— START Given information —
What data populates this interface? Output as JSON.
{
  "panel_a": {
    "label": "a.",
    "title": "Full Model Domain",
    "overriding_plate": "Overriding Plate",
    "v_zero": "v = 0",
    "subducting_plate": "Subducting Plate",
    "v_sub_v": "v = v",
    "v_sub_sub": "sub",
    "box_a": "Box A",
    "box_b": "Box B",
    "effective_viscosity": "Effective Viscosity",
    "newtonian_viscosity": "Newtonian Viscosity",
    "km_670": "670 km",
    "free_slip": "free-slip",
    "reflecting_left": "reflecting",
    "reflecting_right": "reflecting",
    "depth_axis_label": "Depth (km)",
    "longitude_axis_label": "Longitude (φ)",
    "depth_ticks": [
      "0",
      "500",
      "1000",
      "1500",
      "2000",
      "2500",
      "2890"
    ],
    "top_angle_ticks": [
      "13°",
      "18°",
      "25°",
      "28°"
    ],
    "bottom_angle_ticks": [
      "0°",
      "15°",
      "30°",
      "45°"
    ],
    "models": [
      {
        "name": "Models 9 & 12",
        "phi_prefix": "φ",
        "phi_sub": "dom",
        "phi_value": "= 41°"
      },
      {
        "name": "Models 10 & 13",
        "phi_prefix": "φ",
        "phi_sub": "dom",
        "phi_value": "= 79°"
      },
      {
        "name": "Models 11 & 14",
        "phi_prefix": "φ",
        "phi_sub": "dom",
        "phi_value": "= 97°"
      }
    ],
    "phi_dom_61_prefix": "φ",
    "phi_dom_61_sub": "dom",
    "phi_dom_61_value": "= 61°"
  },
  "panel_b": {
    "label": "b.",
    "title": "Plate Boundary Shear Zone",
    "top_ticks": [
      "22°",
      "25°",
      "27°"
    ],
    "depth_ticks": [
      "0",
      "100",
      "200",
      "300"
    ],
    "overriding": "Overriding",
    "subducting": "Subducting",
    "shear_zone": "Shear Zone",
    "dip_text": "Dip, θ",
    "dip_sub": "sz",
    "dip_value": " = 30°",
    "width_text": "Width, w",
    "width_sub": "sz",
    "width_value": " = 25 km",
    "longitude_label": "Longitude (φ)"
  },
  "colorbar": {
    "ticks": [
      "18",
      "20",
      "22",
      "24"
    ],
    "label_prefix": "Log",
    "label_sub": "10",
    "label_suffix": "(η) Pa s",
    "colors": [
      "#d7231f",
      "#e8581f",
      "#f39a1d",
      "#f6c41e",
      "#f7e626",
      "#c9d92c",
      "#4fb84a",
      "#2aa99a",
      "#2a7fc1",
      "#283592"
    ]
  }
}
— END Given information —
* [Task description]: Repeat the data above, word for word.

* [Correct output]:
What data populates this interface? Output as JSON.
{
  "panel_a": {
    "label": "a.",
    "title": "Full Model Domain",
    "overriding_plate": "Overriding Plate",
    "v_zero": "v = 0",
    "subducting_plate": "Subducting Plate",
    "v_sub_v": "v = v",
    "v_sub_sub": "sub",
    "box_a": "Box A",
    "box_b": "Box B",
    "effective_viscosity": "Effective Viscosity",
    "newtonian_viscosity": "Newtonian Viscosity",
    "km_670": "670 km",
    "free_slip": "free-slip",
    "reflecting_left": "reflecting",
    "reflecting_right": "reflecting",
    "depth_axis_label": "Depth (km)",
    "longitude_axis_label": "Longitude (φ)",
    "depth_ticks": [
      "0",
      "500",
      "1000",
      "1500",
      "2000",
      "2500",
      "2890"
    ],
    "top_angle_ticks": [
      "13°",
      "18°",
      "25°",
      "28°"
    ],
    "bottom_angle_ticks": [
      "0°",
      "15°",
      "30°",
      "45°"
    ],
    "models": [
      {
        "name": "Models 9 & 12",
        "phi_prefix": "φ",
        "phi_sub": "dom",
        "phi_value": "= 41°"
      },
      {
        "name": "Models 10 & 13",
        "phi_prefix": "φ",
        "phi_sub": "dom",
        "phi_value": "= 79°"
      },
      {
        "name": "Models 11 & 14",
        "phi_prefix": "φ",
        "phi_sub": "dom",
        "phi_value": "= 97°"
      }
    ],
    "phi_dom_61_prefix": "φ",
    "phi_dom_61_sub": "dom",
    "phi_dom_61_value": "= 61°"
  },
  "panel_b": {
    "label": "b.",
    "title": "Plate Boundary Shear Zone",
    "top_ticks": [
      "22°",
      "25°",
      "27°"
    ],
    "depth_ticks": [
      "0",
      "100",
      "200",
      "300"
    ],
    "overriding": "Overriding",
    "subducting": "Subducting",
    "shear_zone": "Shear Zone",
    "dip_text": "Dip, θ",
    "dip_sub": "sz",
    "dip_value": " = 30°",
    "width_text": "Width, w",
    "width_sub": "sz",
    "width_value": " = 25 km",
    "longitude_label": "Longitude (φ)"
  },
  "colorbar": {
    "ticks": [
      "18",
      "20",
      "22",
      "24"
    ],
    "label_prefix": "Log",
    "label_sub": "10",
    "label_suffix": "(η) Pa s",
    "colors": [
      "#d7231f",
      "#e8581f",
      "#f39a1d",
      "#f6c41e",
      "#f7e626",
      "#c9d92c",
      "#4fb84a",
      "#2aa99a",
      "#2a7fc1",
      "#283592"
    ]
  }
}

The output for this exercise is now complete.